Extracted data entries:

[Begin]

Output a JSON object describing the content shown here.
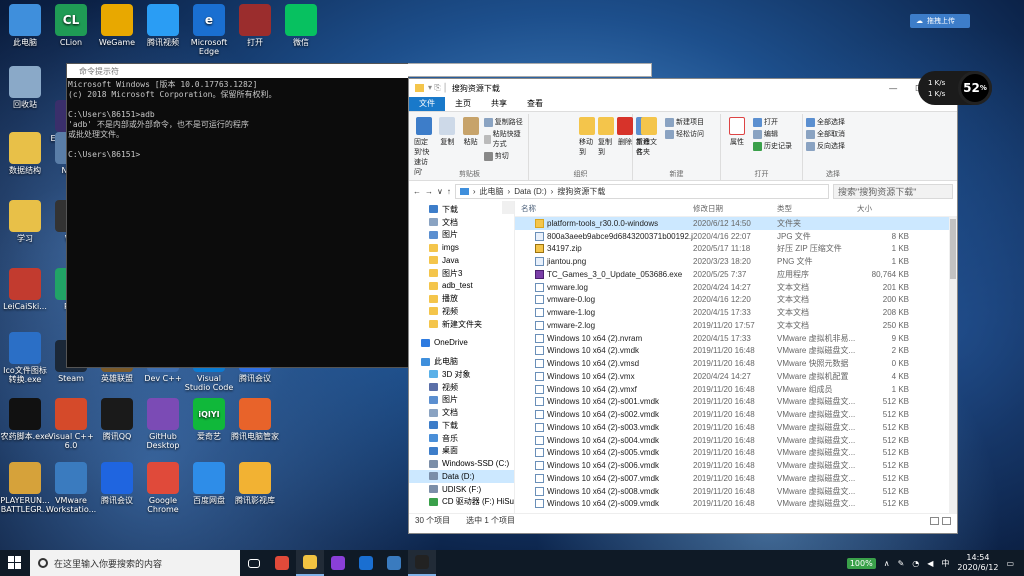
{
  "desktop": {
    "icons": [
      {
        "label": "此电脑",
        "color": "#3f8fdc",
        "glyph": ""
      },
      {
        "label": "CLion",
        "color": "#1f9b55",
        "glyph": "CL"
      },
      {
        "label": "WeGame",
        "color": "#e8a800",
        "glyph": ""
      },
      {
        "label": "腾讯视频",
        "color": "#2a9df4",
        "glyph": ""
      },
      {
        "label": "Microsoft Edge",
        "color": "#1a6fd1",
        "glyph": "e"
      },
      {
        "label": "打开",
        "color": "#9b2d2d",
        "glyph": ""
      },
      {
        "label": "微信",
        "color": "#07c160",
        "glyph": ""
      },
      {
        "label": "回收站",
        "color": "#8aa9c8",
        "glyph": ""
      },
      {
        "label": "Eclip Laun",
        "color": "#3a2f6b",
        "glyph": ""
      },
      {
        "label": "数据结构",
        "color": "#e8c048",
        "glyph": ""
      },
      {
        "label": "Note",
        "color": "#5a7ea8",
        "glyph": ""
      },
      {
        "label": "学习",
        "color": "#e8c048",
        "glyph": ""
      },
      {
        "label": "Wo",
        "color": "#333333",
        "glyph": ""
      },
      {
        "label": "LeiCaiSki...",
        "color": "#c23b2f",
        "glyph": ""
      },
      {
        "label": "Pyc",
        "color": "#21a366",
        "glyph": ""
      },
      {
        "label": "Ico文件图标转换.exe",
        "color": "#2b6fc6",
        "glyph": ""
      },
      {
        "label": "Steam",
        "color": "#1b2838",
        "glyph": ""
      },
      {
        "label": "英雄联盟",
        "color": "#7a5a2a",
        "glyph": ""
      },
      {
        "label": "Dev C++",
        "color": "#3f6fb0",
        "glyph": ""
      },
      {
        "label": "Visual Studio Code",
        "color": "#0b7ad1",
        "glyph": ""
      },
      {
        "label": "腾讯会议",
        "color": "#2f6fe0",
        "glyph": ""
      },
      {
        "label": "农药脚本.exe",
        "color": "#111111",
        "glyph": ""
      },
      {
        "label": "Visual C++ 6.0",
        "color": "#d54a2a",
        "glyph": ""
      },
      {
        "label": "腾讯QQ",
        "color": "#1a1a1a",
        "glyph": ""
      },
      {
        "label": "GitHub Desktop",
        "color": "#7b4bb5",
        "glyph": ""
      },
      {
        "label": "爱奇艺",
        "color": "#10b83a",
        "glyph": "iQIYI"
      },
      {
        "label": "腾讯电脑管家",
        "color": "#e8632a",
        "glyph": ""
      },
      {
        "label": "PLAYERUN... BATTLEGR...",
        "color": "#d6a23a",
        "glyph": ""
      },
      {
        "label": "VMware Workstatio...",
        "color": "#3a7bbf",
        "glyph": ""
      },
      {
        "label": "腾讯会议",
        "color": "#1f65e0",
        "glyph": ""
      },
      {
        "label": "Google Chrome",
        "color": "#e04a3a",
        "glyph": ""
      },
      {
        "label": "百度网盘",
        "color": "#2e8de8",
        "glyph": ""
      },
      {
        "label": "腾讯影视库",
        "color": "#f2b233",
        "glyph": ""
      }
    ]
  },
  "cmd": {
    "title": "命令提示符",
    "lines": "Microsoft Windows [版本 10.0.17763.1282]\n(c) 2018 Microsoft Corporation。保留所有权利。\n\nC:\\Users\\86151>adb\n'adb' 不是内部或外部命令，也不是可运行的程序\n或批处理文件。\n\nC:\\Users\\86151>"
  },
  "explorer": {
    "title": "搜狗资源下载",
    "tabs": [
      "文件",
      "主页",
      "共享",
      "查看"
    ],
    "ribbon": {
      "clipboard": {
        "pin": "固定到'快速访问'",
        "copy": "复制",
        "paste": "粘贴",
        "cut": "剪切",
        "copy_path": "复制路径",
        "paste_shortcut": "粘贴快捷方式",
        "name": "剪贴板"
      },
      "organize": {
        "move": "移动到",
        "copyto": "复制到",
        "delete": "删除",
        "rename": "重命名",
        "name": "组织"
      },
      "new": {
        "folder": "新建文件夹",
        "item": "新建项目",
        "easy": "轻松访问",
        "name": "新建"
      },
      "open": {
        "props": "属性",
        "open": "打开",
        "edit": "编辑",
        "history": "历史记录",
        "name": "打开"
      },
      "select": {
        "all": "全部选择",
        "none": "全部取消",
        "invert": "反向选择",
        "name": "选择"
      }
    },
    "address": {
      "pc": "此电脑",
      "drive": "Data (D:)",
      "folder": "搜狗资源下载",
      "search_placeholder": "搜索\"搜狗资源下载\""
    },
    "nav": [
      {
        "label": "下载",
        "kind": "sub",
        "color": "#3d7dc9"
      },
      {
        "label": "文档",
        "kind": "sub",
        "color": "#8aa3c2"
      },
      {
        "label": "图片",
        "kind": "sub",
        "color": "#5b8fd0"
      },
      {
        "label": "imgs",
        "kind": "sub",
        "color": "#f4c54b"
      },
      {
        "label": "Java",
        "kind": "sub",
        "color": "#f4c54b"
      },
      {
        "label": "图片3",
        "kind": "sub",
        "color": "#f4c54b"
      },
      {
        "label": "adb_test",
        "kind": "sub",
        "color": "#f4c54b"
      },
      {
        "label": "播放",
        "kind": "sub",
        "color": "#f4c54b"
      },
      {
        "label": "视频",
        "kind": "sub",
        "color": "#f4c54b"
      },
      {
        "label": "新建文件夹",
        "kind": "sub",
        "color": "#f4c54b"
      },
      {
        "label": "",
        "kind": "gap",
        "color": ""
      },
      {
        "label": "OneDrive",
        "kind": "top",
        "color": "#2e7be0"
      },
      {
        "label": "",
        "kind": "gap",
        "color": ""
      },
      {
        "label": "此电脑",
        "kind": "top",
        "color": "#3f8fdc"
      },
      {
        "label": "3D 对象",
        "kind": "sub",
        "color": "#5ab0e8"
      },
      {
        "label": "视频",
        "kind": "sub",
        "color": "#5a6fa8"
      },
      {
        "label": "图片",
        "kind": "sub",
        "color": "#5b8fd0"
      },
      {
        "label": "文档",
        "kind": "sub",
        "color": "#8aa3c2"
      },
      {
        "label": "下载",
        "kind": "sub",
        "color": "#3d7dc9"
      },
      {
        "label": "音乐",
        "kind": "sub",
        "color": "#4a8fd8"
      },
      {
        "label": "桌面",
        "kind": "sub",
        "color": "#3d7dc9"
      },
      {
        "label": "Windows-SSD (C:)",
        "kind": "sub",
        "color": "#7b8ea8"
      },
      {
        "label": "Data (D:)",
        "kind": "sel",
        "color": "#7b8ea8"
      },
      {
        "label": "UDISK (F:)",
        "kind": "sub",
        "color": "#7b8ea8"
      },
      {
        "label": "CD 驱动器 (F:) HiSuite",
        "kind": "sub",
        "color": "#3aa04a"
      }
    ],
    "columns": {
      "name": "名称",
      "date": "修改日期",
      "type": "类型",
      "size": "大小"
    },
    "files": [
      {
        "name": "platform-tools_r30.0.0-windows",
        "date": "2020/6/12 14:50",
        "type": "文件夹",
        "size": "",
        "icon": "fold",
        "sel": true
      },
      {
        "name": "800a3aeeb9abce9d6843200371b00192.jpg",
        "date": "2020/4/16 22:07",
        "type": "JPG 文件",
        "size": "8 KB",
        "icon": "img",
        "sel": false
      },
      {
        "name": "34197.zip",
        "date": "2020/5/17 11:18",
        "type": "好压 ZIP 压缩文件",
        "size": "1 KB",
        "icon": "zip",
        "sel": false
      },
      {
        "name": "jiantou.png",
        "date": "2020/3/23 18:20",
        "type": "PNG 文件",
        "size": "1 KB",
        "icon": "img",
        "sel": false
      },
      {
        "name": "TC_Games_3_0_Update_053686.exe",
        "date": "2020/5/25 7:37",
        "type": "应用程序",
        "size": "80,764 KB",
        "icon": "exe",
        "sel": false
      },
      {
        "name": "vmware.log",
        "date": "2020/4/24 14:27",
        "type": "文本文档",
        "size": "201 KB",
        "icon": "doc",
        "sel": false
      },
      {
        "name": "vmware-0.log",
        "date": "2020/4/16 12:20",
        "type": "文本文档",
        "size": "200 KB",
        "icon": "doc",
        "sel": false
      },
      {
        "name": "vmware-1.log",
        "date": "2020/4/15 17:33",
        "type": "文本文档",
        "size": "208 KB",
        "icon": "doc",
        "sel": false
      },
      {
        "name": "vmware-2.log",
        "date": "2019/11/20 17:57",
        "type": "文本文档",
        "size": "250 KB",
        "icon": "doc",
        "sel": false
      },
      {
        "name": "Windows 10 x64 (2).nvram",
        "date": "2020/4/15 17:33",
        "type": "VMware 虚拟机非易...",
        "size": "9 KB",
        "icon": "doc",
        "sel": false
      },
      {
        "name": "Windows 10 x64 (2).vmdk",
        "date": "2019/11/20 16:48",
        "type": "VMware 虚拟磁盘文...",
        "size": "2 KB",
        "icon": "doc",
        "sel": false
      },
      {
        "name": "Windows 10 x64 (2).vmsd",
        "date": "2019/11/20 16:48",
        "type": "VMware 快照元数据",
        "size": "0 KB",
        "icon": "doc",
        "sel": false
      },
      {
        "name": "Windows 10 x64 (2).vmx",
        "date": "2020/4/24 14:27",
        "type": "VMware 虚拟机配置",
        "size": "4 KB",
        "icon": "doc",
        "sel": false
      },
      {
        "name": "Windows 10 x64 (2).vmxf",
        "date": "2019/11/20 16:48",
        "type": "VMware 组成员",
        "size": "1 KB",
        "icon": "doc",
        "sel": false
      },
      {
        "name": "Windows 10 x64 (2)-s001.vmdk",
        "date": "2019/11/20 16:48",
        "type": "VMware 虚拟磁盘文...",
        "size": "512 KB",
        "icon": "doc",
        "sel": false
      },
      {
        "name": "Windows 10 x64 (2)-s002.vmdk",
        "date": "2019/11/20 16:48",
        "type": "VMware 虚拟磁盘文...",
        "size": "512 KB",
        "icon": "doc",
        "sel": false
      },
      {
        "name": "Windows 10 x64 (2)-s003.vmdk",
        "date": "2019/11/20 16:48",
        "type": "VMware 虚拟磁盘文...",
        "size": "512 KB",
        "icon": "doc",
        "sel": false
      },
      {
        "name": "Windows 10 x64 (2)-s004.vmdk",
        "date": "2019/11/20 16:48",
        "type": "VMware 虚拟磁盘文...",
        "size": "512 KB",
        "icon": "doc",
        "sel": false
      },
      {
        "name": "Windows 10 x64 (2)-s005.vmdk",
        "date": "2019/11/20 16:48",
        "type": "VMware 虚拟磁盘文...",
        "size": "512 KB",
        "icon": "doc",
        "sel": false
      },
      {
        "name": "Windows 10 x64 (2)-s006.vmdk",
        "date": "2019/11/20 16:48",
        "type": "VMware 虚拟磁盘文...",
        "size": "512 KB",
        "icon": "doc",
        "sel": false
      },
      {
        "name": "Windows 10 x64 (2)-s007.vmdk",
        "date": "2019/11/20 16:48",
        "type": "VMware 虚拟磁盘文...",
        "size": "512 KB",
        "icon": "doc",
        "sel": false
      },
      {
        "name": "Windows 10 x64 (2)-s008.vmdk",
        "date": "2019/11/20 16:48",
        "type": "VMware 虚拟磁盘文...",
        "size": "512 KB",
        "icon": "doc",
        "sel": false
      },
      {
        "name": "Windows 10 x64 (2)-s009.vmdk",
        "date": "2019/11/20 16:48",
        "type": "VMware 虚拟磁盘文...",
        "size": "512 KB",
        "icon": "doc",
        "sel": false
      }
    ],
    "status": {
      "count": "30 个项目",
      "selected": "选中 1 个项目"
    }
  },
  "widget": {
    "up": "1 K/s",
    "down": "1 K/s",
    "percent": "52",
    "percent_sign": "%"
  },
  "cloud": {
    "label": "拖拽上传"
  },
  "taskbar": {
    "search_placeholder": "在这里输入你要搜索的内容",
    "apps": [
      {
        "name": "chrome-icon",
        "color": "#e04a3a",
        "active": false
      },
      {
        "name": "file-explorer-icon",
        "color": "#f2c341",
        "active": true
      },
      {
        "name": "purple-app-icon",
        "color": "#8a3fd8",
        "active": false
      },
      {
        "name": "edge-icon",
        "color": "#1a6fd1",
        "active": false
      },
      {
        "name": "vmware-icon",
        "color": "#3a7bbf",
        "active": false
      },
      {
        "name": "cmd-icon",
        "color": "#222222",
        "active": true
      }
    ],
    "battery": "100%",
    "ime": "中",
    "time": "14:54",
    "date": "2020/6/12"
  }
}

[End]

## INSTRUCTIONS TO FOLLOW:
Which lines contain "搜狗资源下载"? Show each of them.

## TASK SOLUTION:
    "title": "搜狗资源下载",
      "folder": "搜狗资源下载",
      "search_placeholder": "搜索\"搜狗资源下载\""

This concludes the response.